Copy out every line that contains the word "type".

> _Supplied records_
● ● ●
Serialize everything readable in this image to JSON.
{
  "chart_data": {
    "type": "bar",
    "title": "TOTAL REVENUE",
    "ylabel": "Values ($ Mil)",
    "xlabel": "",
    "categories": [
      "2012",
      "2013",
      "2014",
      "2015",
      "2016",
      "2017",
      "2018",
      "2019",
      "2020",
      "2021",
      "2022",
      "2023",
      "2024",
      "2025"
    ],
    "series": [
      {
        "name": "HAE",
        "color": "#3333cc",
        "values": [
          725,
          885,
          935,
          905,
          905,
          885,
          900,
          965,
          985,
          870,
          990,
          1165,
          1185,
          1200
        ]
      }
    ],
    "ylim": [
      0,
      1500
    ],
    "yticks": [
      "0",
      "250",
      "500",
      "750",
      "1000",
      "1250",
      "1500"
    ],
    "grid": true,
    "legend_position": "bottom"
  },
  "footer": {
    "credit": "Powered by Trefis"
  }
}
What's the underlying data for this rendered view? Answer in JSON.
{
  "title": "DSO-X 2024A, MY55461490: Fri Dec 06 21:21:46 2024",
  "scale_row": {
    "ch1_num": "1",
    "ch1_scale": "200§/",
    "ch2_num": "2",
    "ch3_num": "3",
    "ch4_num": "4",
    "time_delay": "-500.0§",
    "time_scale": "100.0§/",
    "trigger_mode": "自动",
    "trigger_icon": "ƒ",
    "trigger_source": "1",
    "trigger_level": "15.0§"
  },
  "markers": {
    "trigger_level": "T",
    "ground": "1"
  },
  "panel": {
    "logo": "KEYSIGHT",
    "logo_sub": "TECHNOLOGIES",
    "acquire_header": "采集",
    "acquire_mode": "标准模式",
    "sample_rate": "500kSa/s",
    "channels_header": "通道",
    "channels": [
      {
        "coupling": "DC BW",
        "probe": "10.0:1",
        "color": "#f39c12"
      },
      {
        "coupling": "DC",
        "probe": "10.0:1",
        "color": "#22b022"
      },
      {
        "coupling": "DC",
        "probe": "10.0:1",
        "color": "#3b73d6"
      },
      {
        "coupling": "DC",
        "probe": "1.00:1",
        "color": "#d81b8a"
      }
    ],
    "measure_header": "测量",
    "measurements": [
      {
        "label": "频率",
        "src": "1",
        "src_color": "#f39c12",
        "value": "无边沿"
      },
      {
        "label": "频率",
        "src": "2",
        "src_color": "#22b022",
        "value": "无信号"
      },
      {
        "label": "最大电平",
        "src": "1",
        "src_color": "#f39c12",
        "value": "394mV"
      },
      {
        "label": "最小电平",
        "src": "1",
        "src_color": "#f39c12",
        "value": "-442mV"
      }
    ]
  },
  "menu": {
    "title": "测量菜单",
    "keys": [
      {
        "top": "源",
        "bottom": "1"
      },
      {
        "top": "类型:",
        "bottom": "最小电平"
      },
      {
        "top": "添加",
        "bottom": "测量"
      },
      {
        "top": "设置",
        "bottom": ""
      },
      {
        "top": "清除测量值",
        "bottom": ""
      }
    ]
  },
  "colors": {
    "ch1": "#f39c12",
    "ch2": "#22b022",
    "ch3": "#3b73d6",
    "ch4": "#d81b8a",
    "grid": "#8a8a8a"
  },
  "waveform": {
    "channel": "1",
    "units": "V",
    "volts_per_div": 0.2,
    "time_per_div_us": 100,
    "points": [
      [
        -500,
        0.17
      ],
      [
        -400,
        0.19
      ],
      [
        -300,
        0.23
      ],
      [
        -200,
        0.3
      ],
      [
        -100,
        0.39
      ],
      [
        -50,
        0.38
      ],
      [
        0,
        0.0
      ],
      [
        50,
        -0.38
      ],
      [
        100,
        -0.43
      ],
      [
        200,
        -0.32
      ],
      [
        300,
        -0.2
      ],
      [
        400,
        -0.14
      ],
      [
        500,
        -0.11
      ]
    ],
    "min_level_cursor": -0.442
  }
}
● ● ●
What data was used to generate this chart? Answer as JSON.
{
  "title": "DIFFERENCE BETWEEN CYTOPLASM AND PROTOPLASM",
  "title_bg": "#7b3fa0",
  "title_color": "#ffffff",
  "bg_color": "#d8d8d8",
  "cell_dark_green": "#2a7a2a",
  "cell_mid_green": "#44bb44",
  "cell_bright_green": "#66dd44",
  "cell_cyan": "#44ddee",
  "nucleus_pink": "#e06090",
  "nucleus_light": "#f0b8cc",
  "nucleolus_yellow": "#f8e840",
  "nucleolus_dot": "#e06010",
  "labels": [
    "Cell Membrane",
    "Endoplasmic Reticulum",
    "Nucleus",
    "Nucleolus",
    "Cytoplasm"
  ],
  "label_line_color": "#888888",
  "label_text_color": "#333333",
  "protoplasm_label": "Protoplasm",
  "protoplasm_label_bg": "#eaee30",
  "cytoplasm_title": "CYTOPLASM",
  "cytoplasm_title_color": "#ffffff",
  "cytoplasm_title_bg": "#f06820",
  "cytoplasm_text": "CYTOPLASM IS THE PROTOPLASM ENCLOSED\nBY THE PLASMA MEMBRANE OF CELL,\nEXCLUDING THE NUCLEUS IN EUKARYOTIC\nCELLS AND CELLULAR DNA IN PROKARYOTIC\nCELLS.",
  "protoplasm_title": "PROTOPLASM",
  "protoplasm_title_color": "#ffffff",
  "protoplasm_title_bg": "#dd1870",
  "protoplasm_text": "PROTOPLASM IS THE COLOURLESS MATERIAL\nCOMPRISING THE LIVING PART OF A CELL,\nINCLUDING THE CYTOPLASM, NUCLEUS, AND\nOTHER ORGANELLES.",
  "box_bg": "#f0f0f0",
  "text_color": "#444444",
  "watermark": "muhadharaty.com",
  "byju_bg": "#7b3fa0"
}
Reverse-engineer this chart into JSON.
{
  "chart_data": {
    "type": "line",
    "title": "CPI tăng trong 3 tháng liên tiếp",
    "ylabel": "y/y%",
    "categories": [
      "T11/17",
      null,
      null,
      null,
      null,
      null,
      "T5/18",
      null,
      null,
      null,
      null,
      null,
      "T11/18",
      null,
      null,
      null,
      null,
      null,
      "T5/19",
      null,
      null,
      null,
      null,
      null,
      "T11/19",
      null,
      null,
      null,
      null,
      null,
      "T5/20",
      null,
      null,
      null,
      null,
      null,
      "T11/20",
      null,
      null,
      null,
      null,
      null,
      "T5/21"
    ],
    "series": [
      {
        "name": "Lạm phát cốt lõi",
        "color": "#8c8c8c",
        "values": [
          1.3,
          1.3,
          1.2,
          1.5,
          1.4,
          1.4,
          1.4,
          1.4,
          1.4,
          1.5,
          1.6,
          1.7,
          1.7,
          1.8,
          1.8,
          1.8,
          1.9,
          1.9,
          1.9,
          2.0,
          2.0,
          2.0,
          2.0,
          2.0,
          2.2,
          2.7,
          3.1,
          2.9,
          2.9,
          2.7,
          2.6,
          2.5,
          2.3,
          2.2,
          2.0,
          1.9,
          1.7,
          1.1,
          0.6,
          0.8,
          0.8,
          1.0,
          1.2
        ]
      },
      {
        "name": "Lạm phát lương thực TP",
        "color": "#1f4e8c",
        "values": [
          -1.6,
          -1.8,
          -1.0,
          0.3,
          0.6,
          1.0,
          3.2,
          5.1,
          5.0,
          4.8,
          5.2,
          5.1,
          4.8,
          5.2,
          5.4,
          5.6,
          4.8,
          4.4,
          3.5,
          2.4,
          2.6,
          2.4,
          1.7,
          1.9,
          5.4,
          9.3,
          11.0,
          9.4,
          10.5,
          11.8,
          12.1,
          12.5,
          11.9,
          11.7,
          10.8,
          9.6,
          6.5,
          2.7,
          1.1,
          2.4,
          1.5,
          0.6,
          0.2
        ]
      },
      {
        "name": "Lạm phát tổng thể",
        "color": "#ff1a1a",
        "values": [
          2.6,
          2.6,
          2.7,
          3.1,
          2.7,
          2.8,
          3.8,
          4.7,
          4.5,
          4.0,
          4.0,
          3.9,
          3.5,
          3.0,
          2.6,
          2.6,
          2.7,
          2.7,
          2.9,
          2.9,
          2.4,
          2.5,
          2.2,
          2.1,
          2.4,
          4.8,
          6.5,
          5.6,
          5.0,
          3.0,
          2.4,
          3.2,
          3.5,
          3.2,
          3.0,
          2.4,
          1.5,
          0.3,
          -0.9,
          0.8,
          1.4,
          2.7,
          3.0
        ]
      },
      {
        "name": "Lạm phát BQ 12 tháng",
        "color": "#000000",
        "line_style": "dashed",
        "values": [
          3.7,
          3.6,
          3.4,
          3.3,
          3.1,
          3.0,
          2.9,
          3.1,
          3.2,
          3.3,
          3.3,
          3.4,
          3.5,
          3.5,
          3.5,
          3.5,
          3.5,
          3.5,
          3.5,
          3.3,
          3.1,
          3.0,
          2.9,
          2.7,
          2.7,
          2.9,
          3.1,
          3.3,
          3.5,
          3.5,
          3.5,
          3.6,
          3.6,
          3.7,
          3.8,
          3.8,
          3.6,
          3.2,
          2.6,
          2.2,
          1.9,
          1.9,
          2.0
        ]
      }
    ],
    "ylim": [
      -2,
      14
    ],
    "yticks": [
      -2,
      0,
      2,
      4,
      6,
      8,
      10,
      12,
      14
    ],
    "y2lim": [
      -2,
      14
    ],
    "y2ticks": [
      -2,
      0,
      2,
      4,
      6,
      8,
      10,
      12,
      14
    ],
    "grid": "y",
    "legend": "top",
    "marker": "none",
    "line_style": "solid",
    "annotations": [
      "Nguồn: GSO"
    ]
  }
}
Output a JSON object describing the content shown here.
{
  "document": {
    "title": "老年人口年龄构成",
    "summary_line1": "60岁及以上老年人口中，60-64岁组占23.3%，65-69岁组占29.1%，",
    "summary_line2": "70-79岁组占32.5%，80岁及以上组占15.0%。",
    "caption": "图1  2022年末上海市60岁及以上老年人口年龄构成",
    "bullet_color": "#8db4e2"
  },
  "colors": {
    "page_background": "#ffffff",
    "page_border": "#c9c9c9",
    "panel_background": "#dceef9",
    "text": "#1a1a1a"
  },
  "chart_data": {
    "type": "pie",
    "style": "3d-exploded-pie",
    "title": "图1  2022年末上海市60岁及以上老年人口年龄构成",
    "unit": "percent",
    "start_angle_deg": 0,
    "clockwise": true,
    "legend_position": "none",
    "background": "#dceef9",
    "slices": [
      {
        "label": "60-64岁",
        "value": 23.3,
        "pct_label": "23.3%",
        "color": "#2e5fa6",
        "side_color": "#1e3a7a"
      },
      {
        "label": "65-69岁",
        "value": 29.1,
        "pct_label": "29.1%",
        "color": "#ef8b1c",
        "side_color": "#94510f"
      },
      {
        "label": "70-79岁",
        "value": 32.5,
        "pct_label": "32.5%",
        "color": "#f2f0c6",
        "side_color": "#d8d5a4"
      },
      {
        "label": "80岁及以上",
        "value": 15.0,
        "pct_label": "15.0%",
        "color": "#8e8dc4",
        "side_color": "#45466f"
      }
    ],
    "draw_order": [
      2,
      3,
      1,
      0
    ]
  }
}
● ● ●
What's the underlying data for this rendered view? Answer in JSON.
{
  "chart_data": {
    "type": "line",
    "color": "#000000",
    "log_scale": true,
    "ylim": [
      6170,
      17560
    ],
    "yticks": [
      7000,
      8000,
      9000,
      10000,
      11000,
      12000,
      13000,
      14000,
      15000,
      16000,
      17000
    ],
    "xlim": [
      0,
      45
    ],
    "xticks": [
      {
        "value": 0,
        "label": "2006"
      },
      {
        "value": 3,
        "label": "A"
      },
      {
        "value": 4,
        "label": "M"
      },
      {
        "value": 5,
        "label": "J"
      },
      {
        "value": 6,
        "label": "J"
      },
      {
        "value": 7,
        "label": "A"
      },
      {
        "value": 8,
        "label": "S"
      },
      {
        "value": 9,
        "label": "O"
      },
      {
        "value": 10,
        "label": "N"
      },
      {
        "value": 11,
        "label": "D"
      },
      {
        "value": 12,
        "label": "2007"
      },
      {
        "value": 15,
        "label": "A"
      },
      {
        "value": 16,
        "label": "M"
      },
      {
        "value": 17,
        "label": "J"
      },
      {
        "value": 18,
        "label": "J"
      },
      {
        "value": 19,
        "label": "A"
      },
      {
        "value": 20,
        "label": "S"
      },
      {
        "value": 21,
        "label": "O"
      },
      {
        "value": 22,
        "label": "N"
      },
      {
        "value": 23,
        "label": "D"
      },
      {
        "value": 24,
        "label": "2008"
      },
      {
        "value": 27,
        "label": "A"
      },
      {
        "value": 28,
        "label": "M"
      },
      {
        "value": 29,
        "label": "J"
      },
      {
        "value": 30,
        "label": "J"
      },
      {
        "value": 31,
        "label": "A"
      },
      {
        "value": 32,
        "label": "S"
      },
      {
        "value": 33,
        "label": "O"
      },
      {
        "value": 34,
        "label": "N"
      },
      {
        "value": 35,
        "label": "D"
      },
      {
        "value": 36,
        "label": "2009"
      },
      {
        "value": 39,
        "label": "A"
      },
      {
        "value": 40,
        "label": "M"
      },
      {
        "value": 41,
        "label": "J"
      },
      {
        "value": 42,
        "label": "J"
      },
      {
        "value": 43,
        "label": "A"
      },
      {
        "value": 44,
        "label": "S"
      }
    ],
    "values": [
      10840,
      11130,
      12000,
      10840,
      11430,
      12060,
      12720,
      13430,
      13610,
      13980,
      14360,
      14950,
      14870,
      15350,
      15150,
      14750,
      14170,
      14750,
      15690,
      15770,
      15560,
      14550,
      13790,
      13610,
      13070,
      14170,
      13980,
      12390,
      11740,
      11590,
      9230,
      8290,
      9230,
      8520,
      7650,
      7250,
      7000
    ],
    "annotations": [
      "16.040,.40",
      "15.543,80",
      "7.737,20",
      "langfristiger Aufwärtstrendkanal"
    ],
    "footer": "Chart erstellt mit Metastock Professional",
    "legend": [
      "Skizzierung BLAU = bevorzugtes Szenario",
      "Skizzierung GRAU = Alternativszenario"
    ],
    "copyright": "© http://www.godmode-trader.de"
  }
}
● ● ●
> _Expected output_
    "type": "bar",
    "type": "line",
    "type": "pie",
    "type": "line",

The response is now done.